* **Given problem**: Collect all lines containing the word "value" from the data.

(Data listing)
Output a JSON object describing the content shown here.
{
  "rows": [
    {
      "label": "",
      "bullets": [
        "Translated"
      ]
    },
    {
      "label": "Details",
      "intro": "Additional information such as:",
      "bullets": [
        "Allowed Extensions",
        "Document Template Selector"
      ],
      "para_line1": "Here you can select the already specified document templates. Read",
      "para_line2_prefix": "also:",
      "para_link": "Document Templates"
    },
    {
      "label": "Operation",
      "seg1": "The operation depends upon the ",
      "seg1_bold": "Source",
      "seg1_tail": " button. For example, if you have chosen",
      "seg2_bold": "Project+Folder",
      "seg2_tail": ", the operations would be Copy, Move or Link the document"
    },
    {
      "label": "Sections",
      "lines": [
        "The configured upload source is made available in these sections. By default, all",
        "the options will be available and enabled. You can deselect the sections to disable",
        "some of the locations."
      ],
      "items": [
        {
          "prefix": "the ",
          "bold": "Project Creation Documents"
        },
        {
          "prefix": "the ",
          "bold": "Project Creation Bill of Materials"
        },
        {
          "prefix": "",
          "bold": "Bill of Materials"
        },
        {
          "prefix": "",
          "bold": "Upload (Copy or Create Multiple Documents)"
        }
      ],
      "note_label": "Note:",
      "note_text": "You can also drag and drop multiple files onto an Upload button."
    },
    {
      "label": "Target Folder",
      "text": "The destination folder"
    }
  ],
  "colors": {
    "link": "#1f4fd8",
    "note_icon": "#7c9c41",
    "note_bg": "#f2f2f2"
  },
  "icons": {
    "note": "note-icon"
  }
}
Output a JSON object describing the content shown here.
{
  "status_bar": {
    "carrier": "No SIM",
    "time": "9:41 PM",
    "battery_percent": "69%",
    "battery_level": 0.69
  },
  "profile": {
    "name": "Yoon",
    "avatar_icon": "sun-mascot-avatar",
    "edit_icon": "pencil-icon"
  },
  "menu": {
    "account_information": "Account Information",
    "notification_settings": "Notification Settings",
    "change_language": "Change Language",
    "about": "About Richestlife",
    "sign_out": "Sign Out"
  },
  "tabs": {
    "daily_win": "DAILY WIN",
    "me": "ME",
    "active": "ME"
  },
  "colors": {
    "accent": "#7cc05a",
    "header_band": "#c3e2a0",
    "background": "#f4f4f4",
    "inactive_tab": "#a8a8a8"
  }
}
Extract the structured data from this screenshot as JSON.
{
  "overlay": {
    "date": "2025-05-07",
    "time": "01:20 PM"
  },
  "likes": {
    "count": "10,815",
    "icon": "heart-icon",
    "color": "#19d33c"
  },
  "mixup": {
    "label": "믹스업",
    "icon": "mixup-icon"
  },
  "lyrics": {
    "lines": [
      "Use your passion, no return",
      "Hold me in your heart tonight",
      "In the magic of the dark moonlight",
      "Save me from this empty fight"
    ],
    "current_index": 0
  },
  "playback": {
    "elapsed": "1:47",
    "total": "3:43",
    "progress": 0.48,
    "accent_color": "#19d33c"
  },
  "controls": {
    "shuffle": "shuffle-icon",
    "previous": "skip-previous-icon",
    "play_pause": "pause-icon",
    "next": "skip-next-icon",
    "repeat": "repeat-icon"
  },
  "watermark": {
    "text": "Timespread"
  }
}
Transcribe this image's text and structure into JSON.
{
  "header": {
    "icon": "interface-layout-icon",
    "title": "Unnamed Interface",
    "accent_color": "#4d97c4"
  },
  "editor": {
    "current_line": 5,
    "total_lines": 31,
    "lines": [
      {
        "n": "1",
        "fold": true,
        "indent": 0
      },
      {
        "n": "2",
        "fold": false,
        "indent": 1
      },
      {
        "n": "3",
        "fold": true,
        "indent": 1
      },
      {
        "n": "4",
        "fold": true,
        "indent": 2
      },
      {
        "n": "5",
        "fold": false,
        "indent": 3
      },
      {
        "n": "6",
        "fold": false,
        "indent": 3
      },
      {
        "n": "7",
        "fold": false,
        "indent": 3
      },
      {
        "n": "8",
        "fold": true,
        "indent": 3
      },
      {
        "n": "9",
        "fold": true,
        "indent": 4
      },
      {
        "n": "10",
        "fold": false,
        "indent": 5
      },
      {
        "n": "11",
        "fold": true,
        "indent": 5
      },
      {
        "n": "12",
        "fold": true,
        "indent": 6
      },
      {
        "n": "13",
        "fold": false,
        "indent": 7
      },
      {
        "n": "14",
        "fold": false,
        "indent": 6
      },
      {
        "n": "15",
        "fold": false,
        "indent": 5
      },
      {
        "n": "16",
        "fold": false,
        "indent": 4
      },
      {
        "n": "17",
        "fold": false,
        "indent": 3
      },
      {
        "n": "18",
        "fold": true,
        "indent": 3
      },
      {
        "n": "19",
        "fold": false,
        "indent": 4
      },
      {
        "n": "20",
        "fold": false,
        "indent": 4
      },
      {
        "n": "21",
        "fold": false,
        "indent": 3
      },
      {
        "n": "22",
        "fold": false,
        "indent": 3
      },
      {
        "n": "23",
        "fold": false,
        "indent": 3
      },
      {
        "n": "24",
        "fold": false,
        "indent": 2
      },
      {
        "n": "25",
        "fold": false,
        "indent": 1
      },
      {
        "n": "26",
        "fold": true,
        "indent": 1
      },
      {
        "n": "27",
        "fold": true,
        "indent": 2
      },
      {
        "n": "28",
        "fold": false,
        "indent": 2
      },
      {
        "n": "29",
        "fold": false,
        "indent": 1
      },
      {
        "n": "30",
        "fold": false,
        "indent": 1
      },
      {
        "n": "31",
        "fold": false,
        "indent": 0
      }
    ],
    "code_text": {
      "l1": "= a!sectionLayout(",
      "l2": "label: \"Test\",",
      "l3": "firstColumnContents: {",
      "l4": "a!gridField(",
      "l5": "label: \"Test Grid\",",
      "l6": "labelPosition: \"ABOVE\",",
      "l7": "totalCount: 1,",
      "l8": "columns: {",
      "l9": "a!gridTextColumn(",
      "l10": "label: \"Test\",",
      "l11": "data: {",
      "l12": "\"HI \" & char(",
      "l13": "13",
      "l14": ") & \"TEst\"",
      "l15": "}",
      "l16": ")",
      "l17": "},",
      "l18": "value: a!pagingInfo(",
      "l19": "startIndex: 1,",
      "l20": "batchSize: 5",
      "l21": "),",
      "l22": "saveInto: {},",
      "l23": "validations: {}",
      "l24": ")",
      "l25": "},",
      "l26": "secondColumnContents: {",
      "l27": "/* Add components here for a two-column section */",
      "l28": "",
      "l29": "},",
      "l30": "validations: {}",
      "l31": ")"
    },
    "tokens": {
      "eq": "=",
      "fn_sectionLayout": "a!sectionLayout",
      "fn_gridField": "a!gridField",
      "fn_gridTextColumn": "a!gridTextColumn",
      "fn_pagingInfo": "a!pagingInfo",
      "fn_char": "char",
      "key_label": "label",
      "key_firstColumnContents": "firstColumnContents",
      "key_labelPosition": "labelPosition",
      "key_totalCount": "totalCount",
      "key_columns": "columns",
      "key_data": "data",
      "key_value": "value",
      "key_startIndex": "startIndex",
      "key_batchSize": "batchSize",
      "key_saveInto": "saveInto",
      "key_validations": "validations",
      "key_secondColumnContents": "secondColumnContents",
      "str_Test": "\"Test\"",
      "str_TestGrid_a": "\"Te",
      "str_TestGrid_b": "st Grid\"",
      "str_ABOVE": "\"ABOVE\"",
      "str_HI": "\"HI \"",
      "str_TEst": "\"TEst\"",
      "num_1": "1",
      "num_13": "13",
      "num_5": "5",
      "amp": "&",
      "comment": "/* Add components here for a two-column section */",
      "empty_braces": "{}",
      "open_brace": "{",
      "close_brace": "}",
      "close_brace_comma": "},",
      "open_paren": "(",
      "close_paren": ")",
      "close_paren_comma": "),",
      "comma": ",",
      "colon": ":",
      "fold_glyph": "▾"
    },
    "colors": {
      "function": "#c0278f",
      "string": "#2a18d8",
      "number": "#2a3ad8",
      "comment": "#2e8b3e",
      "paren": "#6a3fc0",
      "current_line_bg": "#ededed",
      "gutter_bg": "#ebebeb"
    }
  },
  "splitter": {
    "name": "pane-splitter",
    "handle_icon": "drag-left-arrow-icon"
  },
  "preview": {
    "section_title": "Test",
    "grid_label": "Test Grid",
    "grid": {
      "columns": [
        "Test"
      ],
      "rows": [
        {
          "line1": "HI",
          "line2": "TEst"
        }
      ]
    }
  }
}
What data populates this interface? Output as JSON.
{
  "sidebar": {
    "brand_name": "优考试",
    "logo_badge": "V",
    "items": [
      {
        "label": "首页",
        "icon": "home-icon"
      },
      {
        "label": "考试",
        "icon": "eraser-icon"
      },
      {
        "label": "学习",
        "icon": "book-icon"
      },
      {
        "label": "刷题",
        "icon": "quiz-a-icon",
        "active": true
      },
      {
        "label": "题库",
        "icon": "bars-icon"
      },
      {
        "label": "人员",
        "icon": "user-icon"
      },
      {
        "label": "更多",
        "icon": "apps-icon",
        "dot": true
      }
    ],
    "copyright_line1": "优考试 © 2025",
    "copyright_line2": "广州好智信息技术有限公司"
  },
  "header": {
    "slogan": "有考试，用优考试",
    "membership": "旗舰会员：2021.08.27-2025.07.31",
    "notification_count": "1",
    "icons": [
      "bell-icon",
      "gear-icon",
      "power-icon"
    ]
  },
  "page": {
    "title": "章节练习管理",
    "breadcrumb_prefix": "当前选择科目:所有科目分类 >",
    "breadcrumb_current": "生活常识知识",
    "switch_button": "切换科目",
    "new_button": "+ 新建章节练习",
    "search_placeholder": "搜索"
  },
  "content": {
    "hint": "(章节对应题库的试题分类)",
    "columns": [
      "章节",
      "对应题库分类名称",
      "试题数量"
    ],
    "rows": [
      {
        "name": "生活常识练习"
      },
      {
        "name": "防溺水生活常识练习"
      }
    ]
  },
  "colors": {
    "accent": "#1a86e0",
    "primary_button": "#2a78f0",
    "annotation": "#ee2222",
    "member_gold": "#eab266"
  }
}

* **Complete output**:
      "l18": "value: a!pagingInfo(",
      "key_value": "value",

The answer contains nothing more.